## Stated goal
Without including any pictures, write out the listing below exactly.
┄┄┄┄┄┄┄┄┄┄
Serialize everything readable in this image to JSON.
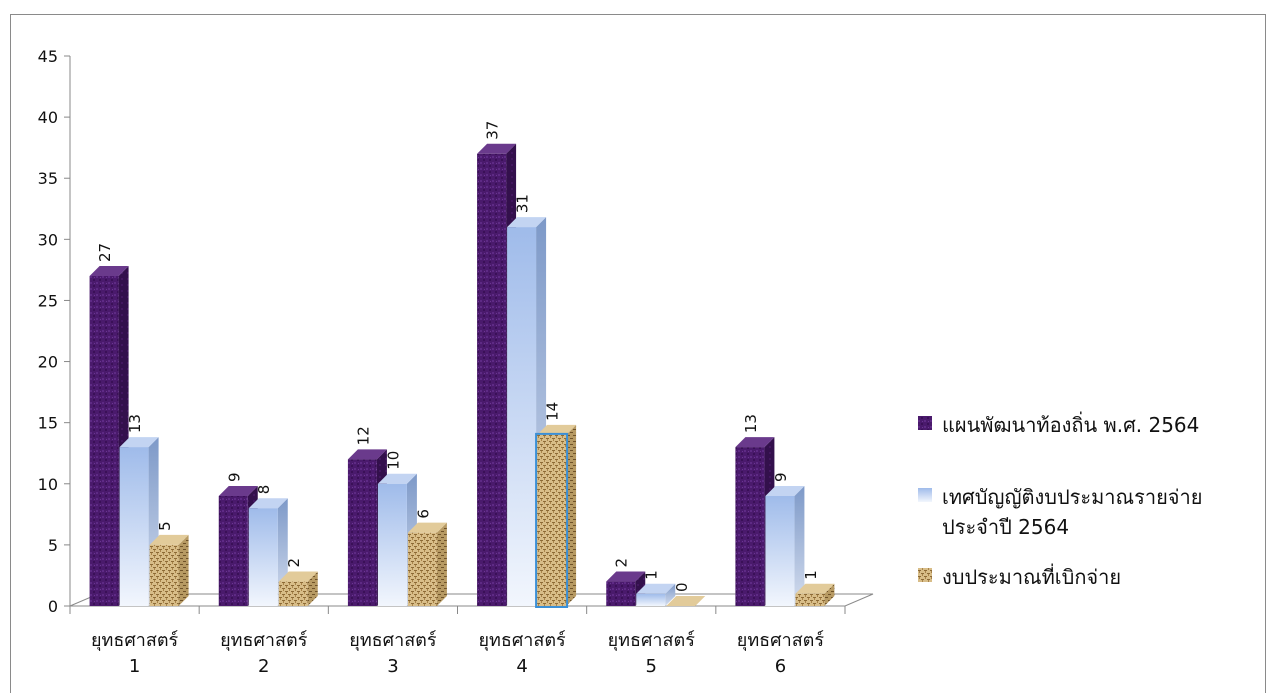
{
  "chart_data": {
    "type": "bar",
    "categories": [
      [
        "ยุทธศาสตร์",
        "1"
      ],
      [
        "ยุทธศาสตร์",
        "2"
      ],
      [
        "ยุทธศาสตร์",
        "3"
      ],
      [
        "ยุทธศาสตร์",
        "4"
      ],
      [
        "ยุทธศาสตร์",
        "5"
      ],
      [
        "ยุทธศาสตร์",
        "6"
      ]
    ],
    "series": [
      {
        "name": "แผนพัฒนาท้องถิ่น พ.ศ. 2564",
        "values": [
          27,
          9,
          12,
          37,
          2,
          13
        ],
        "color": "#4b1a6e"
      },
      {
        "name": "เทศบัญญัติงบประมาณรายจ่ายประจำปี 2564",
        "legend_lines": [
          "เทศบัญญัติงบประมาณรายจ่าย",
          "ประจำปี 2564"
        ],
        "values": [
          13,
          8,
          10,
          31,
          1,
          9
        ],
        "color": "#a9c4ee"
      },
      {
        "name": "งบประมาณที่เบิกจ่าย",
        "values": [
          5,
          2,
          6,
          14,
          0,
          1
        ],
        "color": "#c8a46a"
      }
    ],
    "ylim": [
      0,
      45
    ],
    "yticks": [
      0,
      5,
      10,
      15,
      20,
      25,
      30,
      35,
      40,
      45
    ],
    "data_labels": true,
    "legend_position": "right",
    "grid": false,
    "style": "3d-column"
  }
}
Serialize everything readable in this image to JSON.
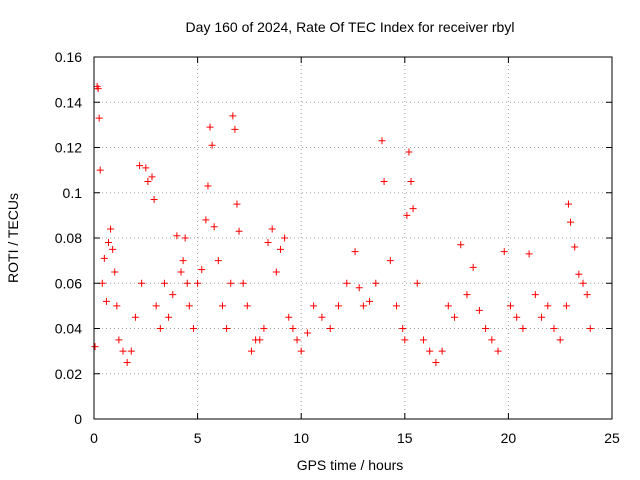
{
  "chart_data": {
    "type": "scatter",
    "title": "Day 160 of 2024, Rate Of TEC Index for receiver rbyl",
    "xlabel": "GPS time / hours",
    "ylabel": "ROTI / TECUs",
    "xlim": [
      0,
      25
    ],
    "ylim": [
      0,
      0.16
    ],
    "xticks": [
      "0",
      "5",
      "10",
      "15",
      "20",
      "25"
    ],
    "yticks": [
      "0",
      "0.02",
      "0.04",
      "0.06",
      "0.08",
      "0.1",
      "0.12",
      "0.14",
      "0.16"
    ],
    "grid": true,
    "marker": "+",
    "color": "#ff0000",
    "series": [
      {
        "name": "ROTI",
        "x": [
          0.05,
          0.15,
          0.2,
          0.25,
          0.3,
          0.4,
          0.5,
          0.6,
          0.7,
          0.8,
          0.9,
          1.0,
          1.1,
          1.2,
          1.4,
          1.6,
          1.8,
          2.0,
          2.2,
          2.3,
          2.5,
          2.6,
          2.8,
          2.9,
          3.0,
          3.2,
          3.4,
          3.6,
          3.8,
          4.0,
          4.2,
          4.3,
          4.4,
          4.5,
          4.6,
          4.8,
          5.0,
          5.2,
          5.4,
          5.5,
          5.6,
          5.7,
          5.8,
          6.0,
          6.2,
          6.4,
          6.6,
          6.7,
          6.8,
          6.9,
          7.0,
          7.2,
          7.4,
          7.6,
          7.8,
          8.0,
          8.2,
          8.4,
          8.6,
          8.8,
          9.0,
          9.2,
          9.4,
          9.6,
          9.8,
          10.0,
          10.3,
          10.6,
          11.0,
          11.4,
          11.8,
          12.2,
          12.6,
          12.8,
          13.0,
          13.3,
          13.6,
          13.9,
          14.0,
          14.3,
          14.6,
          14.9,
          15.0,
          15.1,
          15.2,
          15.3,
          15.4,
          15.6,
          15.9,
          16.2,
          16.5,
          16.8,
          17.1,
          17.4,
          17.7,
          18.0,
          18.3,
          18.6,
          18.9,
          19.2,
          19.5,
          19.8,
          20.1,
          20.4,
          20.7,
          21.0,
          21.3,
          21.6,
          21.9,
          22.2,
          22.5,
          22.8,
          22.9,
          23.0,
          23.2,
          23.4,
          23.6,
          23.8,
          23.95
        ],
        "y": [
          0.032,
          0.147,
          0.146,
          0.133,
          0.11,
          0.06,
          0.071,
          0.052,
          0.078,
          0.084,
          0.075,
          0.065,
          0.05,
          0.035,
          0.03,
          0.025,
          0.03,
          0.045,
          0.112,
          0.06,
          0.111,
          0.105,
          0.107,
          0.097,
          0.05,
          0.04,
          0.06,
          0.045,
          0.055,
          0.081,
          0.065,
          0.07,
          0.08,
          0.06,
          0.05,
          0.04,
          0.06,
          0.066,
          0.088,
          0.103,
          0.129,
          0.121,
          0.085,
          0.07,
          0.05,
          0.04,
          0.06,
          0.134,
          0.128,
          0.095,
          0.083,
          0.06,
          0.05,
          0.03,
          0.035,
          0.035,
          0.04,
          0.078,
          0.084,
          0.065,
          0.075,
          0.08,
          0.045,
          0.04,
          0.035,
          0.03,
          0.038,
          0.05,
          0.045,
          0.04,
          0.05,
          0.06,
          0.074,
          0.058,
          0.05,
          0.052,
          0.06,
          0.123,
          0.105,
          0.07,
          0.05,
          0.04,
          0.035,
          0.09,
          0.118,
          0.105,
          0.093,
          0.06,
          0.035,
          0.03,
          0.025,
          0.03,
          0.05,
          0.045,
          0.077,
          0.055,
          0.067,
          0.048,
          0.04,
          0.035,
          0.03,
          0.074,
          0.05,
          0.045,
          0.04,
          0.073,
          0.055,
          0.045,
          0.05,
          0.04,
          0.035,
          0.05,
          0.095,
          0.087,
          0.076,
          0.064,
          0.06,
          0.055,
          0.04
        ]
      }
    ]
  }
}
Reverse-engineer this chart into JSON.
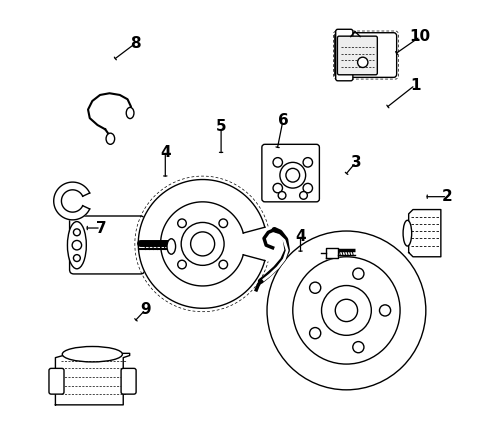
{
  "background_color": "#ffffff",
  "line_color": "#000000",
  "line_width": 1.0,
  "label_fontsize": 11,
  "label_fontweight": "bold"
}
┄┄┄┄┄┄┄┄┄┄
## Final result
Serialize everything readable in this image to JSON.
{
  "chart_data": {
    "type": "bar",
    "categories": [
      [
        "ยุทธศาสตร์",
        "1"
      ],
      [
        "ยุทธศาสตร์",
        "2"
      ],
      [
        "ยุทธศาสตร์",
        "3"
      ],
      [
        "ยุทธศาสตร์",
        "4"
      ],
      [
        "ยุทธศาสตร์",
        "5"
      ],
      [
        "ยุทธศาสตร์",
        "6"
      ]
    ],
    "series": [
      {
        "name": "แผนพัฒนาท้องถิ่น พ.ศ. 2564",
        "values": [
          27,
          9,
          12,
          37,
          2,
          13
        ],
        "color": "#4b1a6e"
      },
      {
        "name": "เทศบัญญัติงบประมาณรายจ่ายประจำปี 2564",
        "legend_lines": [
          "เทศบัญญัติงบประมาณรายจ่าย",
          "ประจำปี 2564"
        ],
        "values": [
          13,
          8,
          10,
          31,
          1,
          9
        ],
        "color": "#a9c4ee"
      },
      {
        "name": "งบประมาณที่เบิกจ่าย",
        "values": [
          5,
          2,
          6,
          14,
          0,
          1
        ],
        "color": "#c8a46a"
      }
    ],
    "ylim": [
      0,
      45
    ],
    "yticks": [
      0,
      5,
      10,
      15,
      20,
      25,
      30,
      35,
      40,
      45
    ],
    "data_labels": true,
    "legend_position": "right",
    "grid": false,
    "style": "3d-column"
  }
}
Serialize everything readable in this image to JSON.
{
  "chart_data": {
    "type": "scatter",
    "title": "Day 160 of 2024, Rate Of TEC Index for receiver rbyl",
    "xlabel": "GPS time / hours",
    "ylabel": "ROTI / TECUs",
    "xlim": [
      0,
      25
    ],
    "ylim": [
      0,
      0.16
    ],
    "xticks": [
      "0",
      "5",
      "10",
      "15",
      "20",
      "25"
    ],
    "yticks": [
      "0",
      "0.02",
      "0.04",
      "0.06",
      "0.08",
      "0.1",
      "0.12",
      "0.14",
      "0.16"
    ],
    "grid": true,
    "marker": "+",
    "color": "#ff0000",
    "series": [
      {
        "name": "ROTI",
        "x": [
          0.05,
          0.15,
          0.2,
          0.25,
          0.3,
          0.4,
          0.5,
          0.6,
          0.7,
          0.8,
          0.9,
          1.0,
          1.1,
          1.2,
          1.4,
          1.6,
          1.8,
          2.0,
          2.2,
          2.3,
          2.5,
          2.6,
          2.8,
          2.9,
          3.0,
          3.2,
          3.4,
          3.6,
          3.8,
          4.0,
          4.2,
          4.3,
          4.4,
          4.5,
          4.6,
          4.8,
          5.0,
          5.2,
          5.4,
          5.5,
          5.6,
          5.7,
          5.8,
          6.0,
          6.2,
          6.4,
          6.6,
          6.7,
          6.8,
          6.9,
          7.0,
          7.2,
          7.4,
          7.6,
          7.8,
          8.0,
          8.2,
          8.4,
          8.6,
          8.8,
          9.0,
          9.2,
          9.4,
          9.6,
          9.8,
          10.0,
          10.3,
          10.6,
          11.0,
          11.4,
          11.8,
          12.2,
          12.6,
          12.8,
          13.0,
          13.3,
          13.6,
          13.9,
          14.0,
          14.3,
          14.6,
          14.9,
          15.0,
          15.1,
          15.2,
          15.3,
          15.4,
          15.6,
          15.9,
          16.2,
          16.5,
          16.8,
          17.1,
          17.4,
          17.7,
          18.0,
          18.3,
          18.6,
          18.9,
          19.2,
          19.5,
          19.8,
          20.1,
          20.4,
          20.7,
          21.0,
          21.3,
          21.6,
          21.9,
          22.2,
          22.5,
          22.8,
          22.9,
          23.0,
          23.2,
          23.4,
          23.6,
          23.8,
          23.95
        ],
        "y": [
          0.032,
          0.147,
          0.146,
          0.133,
          0.11,
          0.06,
          0.071,
          0.052,
          0.078,
          0.084,
          0.075,
          0.065,
          0.05,
          0.035,
          0.03,
          0.025,
          0.03,
          0.045,
          0.112,
          0.06,
          0.111,
          0.105,
          0.107,
          0.097,
          0.05,
          0.04,
          0.06,
          0.045,
          0.055,
          0.081,
          0.065,
          0.07,
          0.08,
          0.06,
          0.05,
          0.04,
          0.06,
          0.066,
          0.088,
          0.103,
          0.129,
          0.121,
          0.085,
          0.07,
          0.05,
          0.04,
          0.06,
          0.134,
          0.128,
          0.095,
          0.083,
          0.06,
          0.05,
          0.03,
          0.035,
          0.035,
          0.04,
          0.078,
          0.084,
          0.065,
          0.075,
          0.08,
          0.045,
          0.04,
          0.035,
          0.03,
          0.038,
          0.05,
          0.045,
          0.04,
          0.05,
          0.06,
          0.074,
          0.058,
          0.05,
          0.052,
          0.06,
          0.123,
          0.105,
          0.07,
          0.05,
          0.04,
          0.035,
          0.09,
          0.118,
          0.105,
          0.093,
          0.06,
          0.035,
          0.03,
          0.025,
          0.03,
          0.05,
          0.045,
          0.077,
          0.055,
          0.067,
          0.048,
          0.04,
          0.035,
          0.03,
          0.074,
          0.05,
          0.045,
          0.04,
          0.073,
          0.055,
          0.045,
          0.05,
          0.04,
          0.035,
          0.05,
          0.095,
          0.087,
          0.076,
          0.064,
          0.06,
          0.055,
          0.04
        ]
      }
    ]
  }
}
Reverse-engineer this chart into JSON.
{
  "background_color": "#ffffff",
  "line_color": "#000000",
  "line_width": 1.0,
  "label_fontsize": 11,
  "label_fontweight": "bold"
}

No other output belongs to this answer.